_Supplied text_:
------------------------------------
Take a moment to redraw the “simplified” bagua illustration (with the nine life situations inside the boxes) in your notebook. You will probably want to refer to this illustration often as you read on, and it may be easier if you have it handy in your notebook.

Although we will be discussing this information at length later in this chapter, please note the “doors” in the illustration. The location of the main door plays a specific role in the orientation of the bagua in a room or home.

Cures, Cures, and More Cures

Just as you eat a big, juicy Wendy’s single to cure the effects of a hangover, in feng shui you “apply cures” to get what you want out of life. Remember, that’s the fancy term for adding or moving stuff in the areas around your living space to balance it. There are nine categories of traditional feng shui cures (Have you noticed a fixation with the # 9? It’s a powerful number in feng shui.) These cures have been used for thousands of years to help solve problems so much for calling feng shui a new fad. Almost without exception, you can add any of these cures to a space to help change its energy for the better. Here are the nine categories of traditional cures:

1. Light.
By adding light to a specific area, energy is activated and will eventually foster change. Light can come from candles, electric lights, oil lamps, fires (hopefully contained within a fireplace or candle top), lava lamps, or your old Light Brite. This category also includes reflected light from mirrors, crystals, or shiny objects (the aluminum foil covering your sandwich or the chrome retro toaster).

2. Sound.
Adding a pleasant sound to a space can create a change in the energy vibration and enhance your digs. Appealing sounds such as moving water, music, singing birds, chirping crickets, chimes, bells, and musical instruments all have a positive reaction to the energy of the space. Toilets flushing, belches, and gurgling garbage disposals usually don’t count.

3. Living Things.
From fish to flamingos; animals not only make great pets, they’re great energy enhancers for a sluggish space. Just make sure these non-human companions are clean, well-kept, and healthy. A Habitrail full of hamster poop not only reflects negative energy, but makes your house smell like that nasty pet store in the mall. Plants are also alive with energy, provided they are actually alive. A little water and Miracle-Gro can go a long way in fulfilling your feng shui dreams.

4. Weight.
Items that weigh a lot, or symbols of things that are heavy are used in feng shui to ground a space. Grounding is needed when you live above the ground floor or if your head is always “in the clouds.” Tiny elephant statues and big boulders can both work. While a picture of John Candy or Chris Farley works, it would be in bad taste.
------------------------------------
_Entries shown_:
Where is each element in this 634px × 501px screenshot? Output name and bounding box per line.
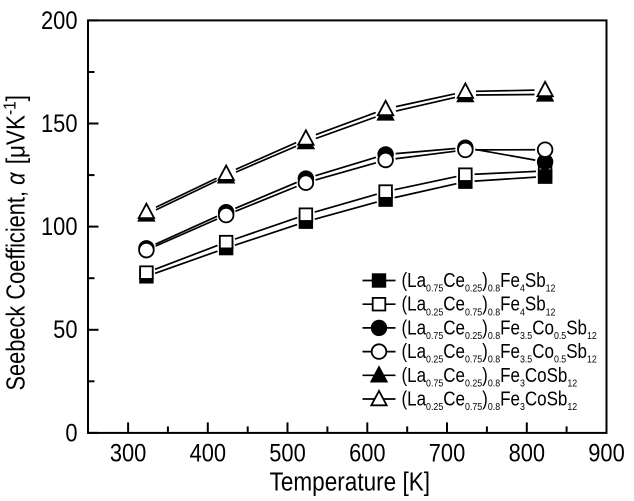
svg-text:200: 200 xyxy=(41,6,77,34)
svg-text:100: 100 xyxy=(41,213,77,241)
svg-text:Seebeck Coefficient, α: Seebeck Coefficient, α xyxy=(3,171,31,390)
svg-text:50: 50 xyxy=(53,316,77,344)
svg-text:150: 150 xyxy=(41,110,77,138)
svg-text:500: 500 xyxy=(269,439,305,467)
svg-text:300: 300 xyxy=(110,439,146,467)
svg-text:0: 0 xyxy=(65,419,77,447)
svg-text:600: 600 xyxy=(349,439,385,467)
svg-text:[μVK-1]: [μVK-1] xyxy=(0,95,30,164)
svg-text:900: 900 xyxy=(588,439,624,467)
svg-text:400: 400 xyxy=(190,439,226,467)
svg-text:Temperature [K]: Temperature [K] xyxy=(270,468,430,497)
svg-text:800: 800 xyxy=(509,439,545,467)
svg-text:700: 700 xyxy=(429,439,465,467)
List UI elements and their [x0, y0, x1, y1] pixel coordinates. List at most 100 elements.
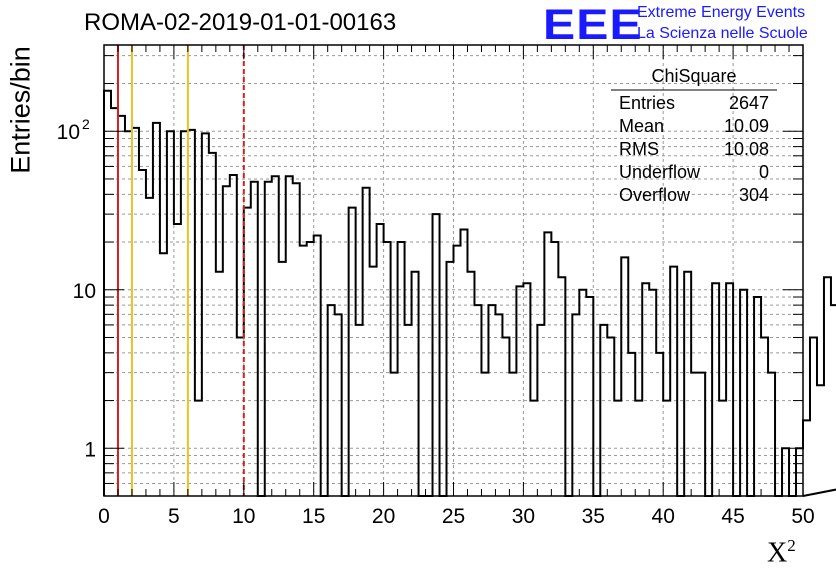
histogram-bin — [572, 314, 579, 496]
histogram-bin — [726, 283, 733, 496]
histogram-bin — [656, 353, 663, 496]
histogram-bin — [474, 305, 481, 496]
stats-box: ChiSquare Entries 2647 Mean 10.09 RMS 10.08 Und… — [611, 66, 777, 205]
histogram-bin — [740, 290, 747, 496]
histogram-bin — [391, 373, 398, 496]
histogram-bin — [761, 337, 768, 496]
histogram-bin — [384, 242, 391, 496]
histogram-bin — [398, 242, 405, 496]
histogram-bin — [600, 325, 607, 496]
histogram-bin — [181, 131, 188, 496]
histogram-bin — [405, 325, 412, 496]
stats-row-label: Overflow — [619, 185, 691, 205]
histogram-bin — [502, 337, 509, 496]
x-tick-label: 5 — [168, 505, 180, 528]
x-tick-label: 45 — [721, 505, 744, 528]
histogram-bin — [628, 353, 635, 496]
histogram-bin — [579, 290, 586, 496]
stats-row-value: 10.09 — [724, 116, 769, 136]
histogram-bin — [719, 401, 726, 496]
logo-line-1: Extreme Energy Events — [637, 4, 806, 21]
histogram-bin — [698, 373, 705, 496]
stats-row-label: RMS — [619, 139, 659, 159]
histogram-bin — [691, 373, 698, 496]
x-tick-label: 30 — [512, 505, 535, 528]
x-tick-label: 10 — [232, 505, 255, 528]
histogram-bin — [509, 373, 516, 496]
histogram-bin — [635, 401, 642, 496]
histogram-bin — [768, 373, 775, 496]
histogram-bin — [307, 242, 314, 496]
histogram-bin — [237, 337, 244, 496]
histogram-bin — [460, 229, 467, 496]
histogram-bin — [544, 232, 551, 496]
x-tick-label: 35 — [582, 505, 605, 528]
histogram-bin — [118, 116, 125, 496]
x-axis-title-base: X — [767, 537, 788, 569]
histogram-bin — [286, 176, 293, 496]
histogram-bin — [586, 297, 593, 496]
histogram-bin — [495, 314, 502, 496]
histogram-bin — [132, 128, 139, 496]
histogram-bin — [488, 305, 495, 496]
histogram-bin — [146, 198, 153, 496]
histogram-bin — [467, 272, 474, 496]
histogram-bin — [782, 448, 789, 496]
histogram-bin — [300, 246, 307, 496]
histogram-bin — [349, 208, 356, 496]
histogram-bin — [530, 401, 537, 496]
stats-row-value: 2647 — [729, 93, 769, 113]
histogram-bin — [328, 305, 335, 496]
x-axis-title-sup: 2 — [787, 536, 796, 555]
y-tick-label: 10 — [73, 280, 96, 303]
histogram-bin — [363, 188, 370, 496]
histogram-bin — [621, 257, 628, 496]
histogram-bin — [265, 182, 272, 496]
histogram-bin — [663, 401, 670, 496]
histogram-bin — [272, 176, 279, 496]
histogram-bin — [712, 283, 719, 496]
histogram-bin — [558, 277, 565, 496]
histogram-bin — [244, 208, 251, 496]
histogram-bin — [803, 420, 810, 496]
stats-row-label: Entries — [619, 93, 675, 113]
histogram-bin — [810, 337, 817, 496]
logo-line-2: La Scienza nelle Scuole — [637, 25, 808, 42]
histogram-bin — [433, 214, 440, 496]
histogram-bin — [670, 267, 677, 496]
histogram-bin — [454, 246, 461, 496]
histogram-bin — [209, 153, 216, 496]
x-axis-title: X2 — [767, 536, 796, 569]
histogram-bin — [293, 183, 300, 496]
histogram-bin — [167, 131, 174, 496]
histogram-bin — [377, 224, 384, 496]
stats-row-value: 0 — [759, 162, 769, 182]
histogram-bin — [125, 131, 132, 496]
y-tick-label: 1 — [84, 438, 96, 461]
histogram-bin — [174, 224, 181, 496]
stats-row-label: Underflow — [619, 162, 701, 182]
histogram-bin — [537, 325, 544, 496]
logo-mark: EEE — [543, 1, 643, 49]
histogram-bin — [642, 283, 649, 496]
histogram-bin — [356, 325, 363, 496]
y-tick-label: 10 — [57, 121, 80, 144]
x-tick-label: 20 — [372, 505, 395, 528]
threshold-lines — [116, 45, 245, 496]
x-tick-label: 50 — [791, 505, 814, 528]
histogram-bin — [412, 272, 419, 496]
histogram-bin — [223, 186, 230, 496]
histogram-bin — [614, 401, 621, 496]
histogram-bin — [607, 337, 614, 496]
stats-row-label: Mean — [619, 116, 664, 136]
y-tick-label-sup: 2 — [82, 116, 90, 132]
x-tick-label: 40 — [652, 505, 675, 528]
histogram-bin — [153, 123, 160, 496]
histogram-bin — [314, 235, 321, 496]
y-axis-title: Entries/bin — [5, 46, 36, 174]
histogram-bin — [279, 262, 286, 496]
x-tick-label: 15 — [302, 505, 325, 528]
histogram-bin — [831, 305, 836, 496]
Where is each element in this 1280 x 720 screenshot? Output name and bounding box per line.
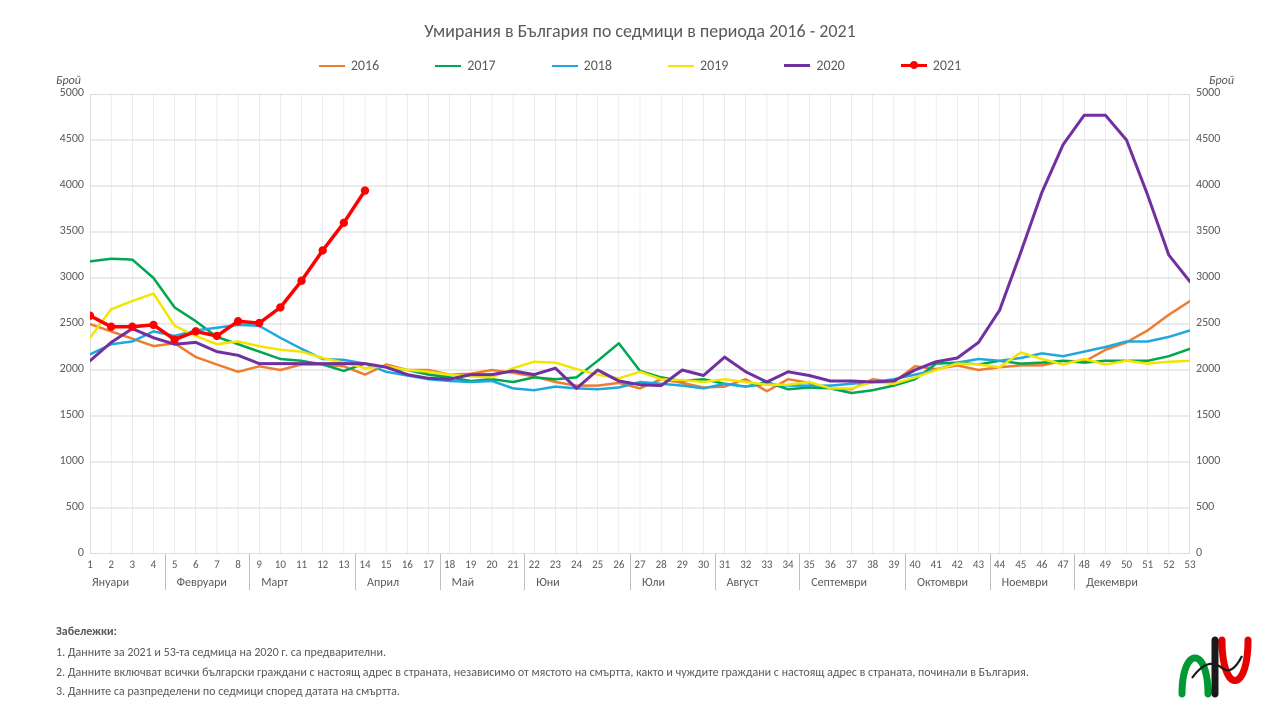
legend-swatch bbox=[319, 65, 345, 68]
legend-label: 2016 bbox=[351, 57, 379, 74]
chart-plot bbox=[90, 94, 1190, 554]
legend-label: 2017 bbox=[467, 57, 495, 74]
legend-item-2019: 2019 bbox=[668, 57, 728, 74]
legend: 2016 2017 2018 2019 2020 2021 bbox=[0, 54, 1280, 74]
legend-label: 2021 bbox=[933, 57, 961, 74]
legend-item-2020: 2020 bbox=[784, 57, 844, 74]
legend-swatch bbox=[668, 65, 694, 68]
legend-item-2017: 2017 bbox=[435, 57, 495, 74]
legend-swatch bbox=[901, 64, 927, 68]
legend-label: 2019 bbox=[700, 57, 728, 74]
chart-frame: Умирания в България по седмици в периода… bbox=[0, 0, 1280, 720]
legend-item-2018: 2018 bbox=[552, 57, 612, 74]
footnotes-header: Забележки: bbox=[56, 623, 1160, 642]
footnote-3: 3. Данните са разпределени по седмици сп… bbox=[56, 683, 1160, 702]
legend-swatch bbox=[552, 65, 578, 68]
footnote-1: 1. Данните за 2021 и 53-та седмица на 20… bbox=[56, 644, 1160, 663]
footnotes: Забележки: 1. Данните за 2021 и 53-та се… bbox=[56, 623, 1160, 702]
footnote-2: 2. Данните включват всички български гра… bbox=[56, 664, 1160, 683]
legend-swatch bbox=[435, 65, 461, 68]
legend-label: 2018 bbox=[584, 57, 612, 74]
chart-title: Умирания в България по седмици в периода… bbox=[0, 20, 1280, 42]
legend-item-2016: 2016 bbox=[319, 57, 379, 74]
legend-item-2021: 2021 bbox=[901, 57, 961, 74]
legend-label: 2020 bbox=[816, 57, 844, 74]
legend-swatch bbox=[784, 64, 810, 67]
nsi-logo bbox=[1178, 636, 1256, 698]
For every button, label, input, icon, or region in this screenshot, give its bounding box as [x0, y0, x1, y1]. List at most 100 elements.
------------------------------------
_Set of tasks_:
- a) Answer from the feng shui text:
(i) How many categories of traditional cures does it list?
(ii) What plays a specific role in the orientation of the bagua in a room or home?
(iii) When is grounding needed?
- b) Please extract everything from "By adding light" down to "usually don’t count." in the feng shui text.
The data aren't needed here.

_Answers for the exercise_:
- a)
(i) Nine.
(ii) The location of the main door.
(iii) When you live above the ground floor or if your head is always "in the clouds."

- b)
By adding light to a specific area, energy is activated and will eventually foster change. Light can come from candles, electric lights, oil lamps, fires (hopefully contained within a fireplace or candle top), lava lamps, or your old Light Brite. This category also includes reflected light from mirrors, crystals, or shiny objects (the aluminum foil covering your sandwich or the chrome retro toaster).

2. Sound.
Adding a pleasant sound to a space can create a change in the energy vibration and enhance your digs. Appealing sounds such as moving water, music, singing birds, chirping crickets, chimes, bells, and musical instruments all have a positive reaction to the energy of the space. Toilets flushing, belches, and gurgling garbage disposals usually don’t count.